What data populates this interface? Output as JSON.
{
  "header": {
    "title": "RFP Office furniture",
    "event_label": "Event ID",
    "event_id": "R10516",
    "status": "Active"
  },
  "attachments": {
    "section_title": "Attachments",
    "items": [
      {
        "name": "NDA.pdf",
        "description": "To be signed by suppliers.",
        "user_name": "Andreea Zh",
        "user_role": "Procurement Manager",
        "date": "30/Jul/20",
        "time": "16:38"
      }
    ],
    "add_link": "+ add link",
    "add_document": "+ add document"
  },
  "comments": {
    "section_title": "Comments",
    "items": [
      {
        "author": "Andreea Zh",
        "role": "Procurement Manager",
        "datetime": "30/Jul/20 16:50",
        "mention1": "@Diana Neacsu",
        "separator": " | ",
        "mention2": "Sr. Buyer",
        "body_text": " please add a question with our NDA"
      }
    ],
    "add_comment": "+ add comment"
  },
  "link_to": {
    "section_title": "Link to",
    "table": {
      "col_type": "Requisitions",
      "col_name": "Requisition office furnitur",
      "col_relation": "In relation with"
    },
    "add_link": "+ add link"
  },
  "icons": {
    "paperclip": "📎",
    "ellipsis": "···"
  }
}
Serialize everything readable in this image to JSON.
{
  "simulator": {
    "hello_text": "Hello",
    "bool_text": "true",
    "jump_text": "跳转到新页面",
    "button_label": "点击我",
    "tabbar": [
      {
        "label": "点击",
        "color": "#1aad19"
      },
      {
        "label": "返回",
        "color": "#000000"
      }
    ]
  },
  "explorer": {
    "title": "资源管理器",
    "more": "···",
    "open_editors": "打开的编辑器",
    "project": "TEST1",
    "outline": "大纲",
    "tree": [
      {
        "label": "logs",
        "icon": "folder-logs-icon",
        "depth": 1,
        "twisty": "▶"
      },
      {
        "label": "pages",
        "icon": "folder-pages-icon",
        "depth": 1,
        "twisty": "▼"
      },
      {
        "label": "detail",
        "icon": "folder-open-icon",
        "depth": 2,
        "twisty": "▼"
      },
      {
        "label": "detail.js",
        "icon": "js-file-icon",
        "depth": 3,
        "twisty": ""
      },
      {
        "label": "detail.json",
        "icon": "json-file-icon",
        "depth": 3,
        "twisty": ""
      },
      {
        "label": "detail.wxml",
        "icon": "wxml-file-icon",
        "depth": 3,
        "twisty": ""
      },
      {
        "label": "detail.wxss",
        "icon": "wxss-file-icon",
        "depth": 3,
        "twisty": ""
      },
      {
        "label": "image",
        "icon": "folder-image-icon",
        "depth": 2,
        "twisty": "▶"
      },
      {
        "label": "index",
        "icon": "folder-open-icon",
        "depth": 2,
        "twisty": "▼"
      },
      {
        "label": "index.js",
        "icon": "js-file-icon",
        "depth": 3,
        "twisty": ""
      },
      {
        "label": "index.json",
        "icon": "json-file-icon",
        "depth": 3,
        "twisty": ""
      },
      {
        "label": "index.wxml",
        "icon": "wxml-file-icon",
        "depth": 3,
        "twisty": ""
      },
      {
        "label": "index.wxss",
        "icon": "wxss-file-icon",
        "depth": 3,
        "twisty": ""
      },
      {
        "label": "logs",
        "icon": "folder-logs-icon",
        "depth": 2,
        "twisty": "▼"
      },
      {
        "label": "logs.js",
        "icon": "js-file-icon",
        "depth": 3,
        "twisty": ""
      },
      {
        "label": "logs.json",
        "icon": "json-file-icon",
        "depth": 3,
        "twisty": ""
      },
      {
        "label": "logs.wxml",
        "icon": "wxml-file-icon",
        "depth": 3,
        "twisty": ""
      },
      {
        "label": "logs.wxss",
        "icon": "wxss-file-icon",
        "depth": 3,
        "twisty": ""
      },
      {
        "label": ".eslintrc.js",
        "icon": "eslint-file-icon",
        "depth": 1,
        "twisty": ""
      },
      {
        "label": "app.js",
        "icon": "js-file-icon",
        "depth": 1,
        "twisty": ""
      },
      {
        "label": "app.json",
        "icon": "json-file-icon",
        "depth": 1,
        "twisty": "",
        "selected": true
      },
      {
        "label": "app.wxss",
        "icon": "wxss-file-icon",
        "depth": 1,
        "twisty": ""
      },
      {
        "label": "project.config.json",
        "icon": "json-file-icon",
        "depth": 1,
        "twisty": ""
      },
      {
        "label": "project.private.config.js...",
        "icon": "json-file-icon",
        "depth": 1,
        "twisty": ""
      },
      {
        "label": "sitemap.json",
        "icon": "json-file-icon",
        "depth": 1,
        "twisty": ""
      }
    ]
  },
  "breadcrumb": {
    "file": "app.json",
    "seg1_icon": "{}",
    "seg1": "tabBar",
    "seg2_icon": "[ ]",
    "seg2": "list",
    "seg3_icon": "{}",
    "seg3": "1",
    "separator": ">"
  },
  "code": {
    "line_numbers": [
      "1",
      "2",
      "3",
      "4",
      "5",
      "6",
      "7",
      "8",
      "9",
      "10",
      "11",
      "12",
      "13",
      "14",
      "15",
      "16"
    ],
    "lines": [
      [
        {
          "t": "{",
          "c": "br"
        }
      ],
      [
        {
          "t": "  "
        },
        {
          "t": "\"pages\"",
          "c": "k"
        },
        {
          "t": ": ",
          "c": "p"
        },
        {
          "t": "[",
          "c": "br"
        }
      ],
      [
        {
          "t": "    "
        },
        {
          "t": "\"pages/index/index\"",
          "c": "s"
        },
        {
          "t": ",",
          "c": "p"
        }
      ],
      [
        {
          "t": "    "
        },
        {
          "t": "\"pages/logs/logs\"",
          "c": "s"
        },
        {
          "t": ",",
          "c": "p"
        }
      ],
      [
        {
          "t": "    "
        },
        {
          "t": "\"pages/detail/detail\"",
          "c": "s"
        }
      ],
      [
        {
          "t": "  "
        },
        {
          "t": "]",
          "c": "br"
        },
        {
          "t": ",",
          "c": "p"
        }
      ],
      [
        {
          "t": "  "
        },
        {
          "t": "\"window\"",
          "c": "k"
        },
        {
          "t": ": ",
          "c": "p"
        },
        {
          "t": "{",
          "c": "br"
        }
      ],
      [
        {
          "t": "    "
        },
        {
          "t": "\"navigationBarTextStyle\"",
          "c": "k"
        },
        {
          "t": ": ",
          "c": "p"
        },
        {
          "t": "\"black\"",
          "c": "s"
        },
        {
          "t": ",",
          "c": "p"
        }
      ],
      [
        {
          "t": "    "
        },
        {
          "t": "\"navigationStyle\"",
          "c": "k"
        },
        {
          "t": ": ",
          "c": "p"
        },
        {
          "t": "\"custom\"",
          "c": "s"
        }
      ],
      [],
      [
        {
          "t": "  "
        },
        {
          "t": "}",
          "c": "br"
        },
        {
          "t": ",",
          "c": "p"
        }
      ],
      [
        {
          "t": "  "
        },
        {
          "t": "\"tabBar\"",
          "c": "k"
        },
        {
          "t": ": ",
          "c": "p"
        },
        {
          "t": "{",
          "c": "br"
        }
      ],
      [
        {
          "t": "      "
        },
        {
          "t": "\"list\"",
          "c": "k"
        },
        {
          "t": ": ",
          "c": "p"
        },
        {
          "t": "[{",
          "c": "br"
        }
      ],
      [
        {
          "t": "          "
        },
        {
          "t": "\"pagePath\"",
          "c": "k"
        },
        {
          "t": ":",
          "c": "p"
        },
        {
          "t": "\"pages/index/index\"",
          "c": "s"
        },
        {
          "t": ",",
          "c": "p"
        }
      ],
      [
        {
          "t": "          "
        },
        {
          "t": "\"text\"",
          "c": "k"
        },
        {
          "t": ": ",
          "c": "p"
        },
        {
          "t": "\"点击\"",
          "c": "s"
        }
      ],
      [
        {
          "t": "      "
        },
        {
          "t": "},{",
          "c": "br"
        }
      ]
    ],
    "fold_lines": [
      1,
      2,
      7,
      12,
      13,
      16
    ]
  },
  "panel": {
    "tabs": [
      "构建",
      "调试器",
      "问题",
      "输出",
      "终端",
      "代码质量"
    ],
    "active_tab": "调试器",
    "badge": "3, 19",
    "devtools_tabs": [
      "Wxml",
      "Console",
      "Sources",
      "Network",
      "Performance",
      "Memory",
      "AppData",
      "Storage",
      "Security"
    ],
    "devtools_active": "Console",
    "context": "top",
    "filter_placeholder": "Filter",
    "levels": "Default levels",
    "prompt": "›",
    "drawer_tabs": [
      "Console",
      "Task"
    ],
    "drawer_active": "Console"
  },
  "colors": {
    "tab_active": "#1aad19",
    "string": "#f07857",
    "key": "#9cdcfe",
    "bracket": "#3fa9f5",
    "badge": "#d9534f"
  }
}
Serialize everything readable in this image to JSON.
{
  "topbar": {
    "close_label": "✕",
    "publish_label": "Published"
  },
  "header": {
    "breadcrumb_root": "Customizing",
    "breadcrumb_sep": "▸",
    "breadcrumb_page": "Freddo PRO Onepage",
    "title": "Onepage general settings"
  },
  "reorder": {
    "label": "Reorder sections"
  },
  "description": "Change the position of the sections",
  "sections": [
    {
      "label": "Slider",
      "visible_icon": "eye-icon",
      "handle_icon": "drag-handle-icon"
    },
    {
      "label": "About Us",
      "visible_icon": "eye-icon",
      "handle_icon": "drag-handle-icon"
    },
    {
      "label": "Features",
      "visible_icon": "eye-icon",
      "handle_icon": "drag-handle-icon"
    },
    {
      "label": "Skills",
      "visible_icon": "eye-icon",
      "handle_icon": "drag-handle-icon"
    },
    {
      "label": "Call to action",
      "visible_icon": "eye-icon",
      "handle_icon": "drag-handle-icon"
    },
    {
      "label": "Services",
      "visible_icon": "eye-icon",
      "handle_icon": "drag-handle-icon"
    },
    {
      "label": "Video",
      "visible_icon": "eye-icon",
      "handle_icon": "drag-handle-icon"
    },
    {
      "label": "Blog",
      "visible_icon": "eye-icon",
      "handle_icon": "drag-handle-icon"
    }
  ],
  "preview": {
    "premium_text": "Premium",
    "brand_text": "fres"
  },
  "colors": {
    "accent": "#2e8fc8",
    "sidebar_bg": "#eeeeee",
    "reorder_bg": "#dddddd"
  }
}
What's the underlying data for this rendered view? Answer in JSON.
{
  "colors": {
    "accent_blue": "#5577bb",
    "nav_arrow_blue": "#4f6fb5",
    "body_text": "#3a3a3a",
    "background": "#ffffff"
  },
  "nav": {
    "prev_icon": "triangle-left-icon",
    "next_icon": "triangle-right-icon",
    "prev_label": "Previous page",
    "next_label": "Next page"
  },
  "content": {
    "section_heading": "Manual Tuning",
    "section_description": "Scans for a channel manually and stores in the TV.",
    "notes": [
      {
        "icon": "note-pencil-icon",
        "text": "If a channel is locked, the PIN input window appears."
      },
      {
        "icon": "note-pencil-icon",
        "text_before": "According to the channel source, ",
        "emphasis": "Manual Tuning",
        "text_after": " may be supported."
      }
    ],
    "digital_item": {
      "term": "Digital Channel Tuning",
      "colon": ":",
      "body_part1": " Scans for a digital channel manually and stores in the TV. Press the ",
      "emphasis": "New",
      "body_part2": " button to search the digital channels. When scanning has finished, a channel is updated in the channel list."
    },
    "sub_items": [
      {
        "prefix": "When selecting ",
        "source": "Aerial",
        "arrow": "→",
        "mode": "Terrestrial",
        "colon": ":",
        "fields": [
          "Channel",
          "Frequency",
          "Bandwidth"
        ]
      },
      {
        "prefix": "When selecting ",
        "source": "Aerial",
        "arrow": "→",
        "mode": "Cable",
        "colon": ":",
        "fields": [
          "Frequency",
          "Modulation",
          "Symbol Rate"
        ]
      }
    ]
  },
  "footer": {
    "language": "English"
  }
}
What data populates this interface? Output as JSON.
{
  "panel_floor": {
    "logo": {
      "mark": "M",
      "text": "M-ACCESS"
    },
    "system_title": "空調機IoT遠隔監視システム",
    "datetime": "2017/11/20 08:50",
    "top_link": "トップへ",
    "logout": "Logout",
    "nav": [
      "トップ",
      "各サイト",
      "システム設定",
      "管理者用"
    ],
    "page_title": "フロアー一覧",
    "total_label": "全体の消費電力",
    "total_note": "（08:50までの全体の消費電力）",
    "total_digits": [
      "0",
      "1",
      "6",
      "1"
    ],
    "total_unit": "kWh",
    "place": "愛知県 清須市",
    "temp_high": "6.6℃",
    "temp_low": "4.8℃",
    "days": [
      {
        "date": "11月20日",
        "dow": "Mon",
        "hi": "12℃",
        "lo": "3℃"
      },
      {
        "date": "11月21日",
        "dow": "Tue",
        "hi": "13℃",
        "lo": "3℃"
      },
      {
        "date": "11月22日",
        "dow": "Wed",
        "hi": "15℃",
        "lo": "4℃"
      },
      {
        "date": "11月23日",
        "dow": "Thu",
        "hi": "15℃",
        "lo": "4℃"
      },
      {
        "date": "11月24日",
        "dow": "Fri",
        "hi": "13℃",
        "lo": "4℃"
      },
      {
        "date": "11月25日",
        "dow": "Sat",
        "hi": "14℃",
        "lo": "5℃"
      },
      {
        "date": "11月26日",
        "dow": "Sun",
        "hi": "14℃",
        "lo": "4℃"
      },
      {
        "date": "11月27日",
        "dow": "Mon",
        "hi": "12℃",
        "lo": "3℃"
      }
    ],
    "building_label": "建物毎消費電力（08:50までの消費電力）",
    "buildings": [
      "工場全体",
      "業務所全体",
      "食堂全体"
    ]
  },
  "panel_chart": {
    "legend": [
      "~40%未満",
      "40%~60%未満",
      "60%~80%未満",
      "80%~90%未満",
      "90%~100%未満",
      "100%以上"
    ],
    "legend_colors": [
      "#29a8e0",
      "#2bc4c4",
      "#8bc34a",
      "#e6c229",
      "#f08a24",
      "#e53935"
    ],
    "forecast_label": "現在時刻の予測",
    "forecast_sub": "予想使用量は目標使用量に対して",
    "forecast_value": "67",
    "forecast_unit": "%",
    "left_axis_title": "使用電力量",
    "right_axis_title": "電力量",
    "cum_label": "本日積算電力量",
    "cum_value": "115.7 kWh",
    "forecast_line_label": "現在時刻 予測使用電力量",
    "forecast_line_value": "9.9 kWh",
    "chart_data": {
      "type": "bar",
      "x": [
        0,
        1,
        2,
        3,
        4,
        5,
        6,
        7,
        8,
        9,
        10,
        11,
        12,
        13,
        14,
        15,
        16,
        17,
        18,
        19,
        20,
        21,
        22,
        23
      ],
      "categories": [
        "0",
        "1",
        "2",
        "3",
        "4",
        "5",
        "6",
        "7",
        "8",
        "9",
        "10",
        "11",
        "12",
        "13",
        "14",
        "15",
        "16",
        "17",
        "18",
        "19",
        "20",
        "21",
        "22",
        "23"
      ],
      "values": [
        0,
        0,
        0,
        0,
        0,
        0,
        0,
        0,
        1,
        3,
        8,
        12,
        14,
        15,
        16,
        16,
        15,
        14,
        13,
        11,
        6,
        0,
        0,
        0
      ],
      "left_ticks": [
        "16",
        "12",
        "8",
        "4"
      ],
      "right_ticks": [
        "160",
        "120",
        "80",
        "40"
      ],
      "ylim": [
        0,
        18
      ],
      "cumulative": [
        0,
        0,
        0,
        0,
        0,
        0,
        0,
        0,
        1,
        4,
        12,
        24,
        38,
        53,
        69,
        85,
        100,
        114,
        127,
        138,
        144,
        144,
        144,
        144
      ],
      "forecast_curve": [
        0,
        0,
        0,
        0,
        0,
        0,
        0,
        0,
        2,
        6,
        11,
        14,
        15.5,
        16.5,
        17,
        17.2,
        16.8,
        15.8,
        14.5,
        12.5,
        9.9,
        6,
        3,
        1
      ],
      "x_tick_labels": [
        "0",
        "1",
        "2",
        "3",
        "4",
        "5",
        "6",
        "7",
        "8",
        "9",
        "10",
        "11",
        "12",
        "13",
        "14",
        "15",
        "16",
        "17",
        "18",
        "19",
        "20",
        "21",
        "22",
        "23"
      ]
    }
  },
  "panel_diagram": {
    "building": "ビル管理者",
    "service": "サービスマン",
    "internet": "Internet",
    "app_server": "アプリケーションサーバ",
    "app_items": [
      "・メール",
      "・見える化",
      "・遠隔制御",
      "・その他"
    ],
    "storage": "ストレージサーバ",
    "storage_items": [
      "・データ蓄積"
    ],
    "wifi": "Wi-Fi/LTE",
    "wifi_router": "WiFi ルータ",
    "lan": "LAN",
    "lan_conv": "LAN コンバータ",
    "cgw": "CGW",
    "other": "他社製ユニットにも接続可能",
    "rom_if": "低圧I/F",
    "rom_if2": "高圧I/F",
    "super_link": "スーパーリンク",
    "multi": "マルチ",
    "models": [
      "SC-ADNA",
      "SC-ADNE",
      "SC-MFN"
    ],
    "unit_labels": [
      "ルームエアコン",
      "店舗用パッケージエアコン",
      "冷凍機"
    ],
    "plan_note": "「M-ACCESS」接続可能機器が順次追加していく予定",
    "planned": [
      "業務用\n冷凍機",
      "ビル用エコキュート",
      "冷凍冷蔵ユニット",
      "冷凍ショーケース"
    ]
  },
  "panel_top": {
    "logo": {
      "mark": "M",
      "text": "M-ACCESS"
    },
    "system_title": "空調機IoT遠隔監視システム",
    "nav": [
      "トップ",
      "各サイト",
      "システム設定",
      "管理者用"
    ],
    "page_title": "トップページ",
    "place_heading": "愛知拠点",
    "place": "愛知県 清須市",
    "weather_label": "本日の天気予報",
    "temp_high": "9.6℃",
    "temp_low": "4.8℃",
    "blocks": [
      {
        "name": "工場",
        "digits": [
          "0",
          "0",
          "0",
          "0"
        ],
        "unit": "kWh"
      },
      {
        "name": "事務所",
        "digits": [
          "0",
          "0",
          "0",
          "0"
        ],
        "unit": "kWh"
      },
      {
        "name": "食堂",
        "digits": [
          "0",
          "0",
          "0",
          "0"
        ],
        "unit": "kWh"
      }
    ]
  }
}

▬▬▬▬▬▬▬▬▬▬

Required task
Where a line in the material contains "Scans", copy that line.

Solution
    "section_description": "Scans for a channel manually and stores in the TV.",
      "body_part1": " Scans for a digital channel manually and stores in the TV. Press the ",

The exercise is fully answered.